§ **AIM**: What number of lines hold the word "профилактических"? State that number and nothing besides.

§ **RAW DATA**:

┌────────

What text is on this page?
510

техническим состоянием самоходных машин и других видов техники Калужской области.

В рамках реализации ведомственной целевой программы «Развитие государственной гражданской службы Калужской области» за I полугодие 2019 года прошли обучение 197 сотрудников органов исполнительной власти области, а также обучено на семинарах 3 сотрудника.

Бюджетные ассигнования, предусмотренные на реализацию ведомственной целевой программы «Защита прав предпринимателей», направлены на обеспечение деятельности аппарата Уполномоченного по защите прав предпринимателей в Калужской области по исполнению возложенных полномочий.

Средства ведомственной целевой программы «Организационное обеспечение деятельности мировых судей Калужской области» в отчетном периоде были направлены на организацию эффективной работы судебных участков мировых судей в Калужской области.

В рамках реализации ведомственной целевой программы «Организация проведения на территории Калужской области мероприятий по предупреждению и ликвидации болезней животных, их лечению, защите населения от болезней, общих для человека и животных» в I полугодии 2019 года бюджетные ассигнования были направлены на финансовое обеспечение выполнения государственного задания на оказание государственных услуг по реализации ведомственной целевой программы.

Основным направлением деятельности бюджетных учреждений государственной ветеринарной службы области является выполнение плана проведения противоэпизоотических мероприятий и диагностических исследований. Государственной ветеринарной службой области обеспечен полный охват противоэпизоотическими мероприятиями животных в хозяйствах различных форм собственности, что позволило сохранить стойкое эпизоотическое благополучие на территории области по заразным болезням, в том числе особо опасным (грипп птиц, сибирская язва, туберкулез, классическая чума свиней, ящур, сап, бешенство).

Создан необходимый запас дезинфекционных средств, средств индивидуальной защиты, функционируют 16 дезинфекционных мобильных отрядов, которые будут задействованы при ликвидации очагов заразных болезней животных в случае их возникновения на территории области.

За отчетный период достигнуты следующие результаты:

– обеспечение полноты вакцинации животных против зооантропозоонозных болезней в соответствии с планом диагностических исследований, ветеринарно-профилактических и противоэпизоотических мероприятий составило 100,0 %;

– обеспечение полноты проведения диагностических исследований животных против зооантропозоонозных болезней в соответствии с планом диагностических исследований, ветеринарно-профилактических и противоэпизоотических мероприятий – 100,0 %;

└────────

§ **SOLUTION BELOW**: 2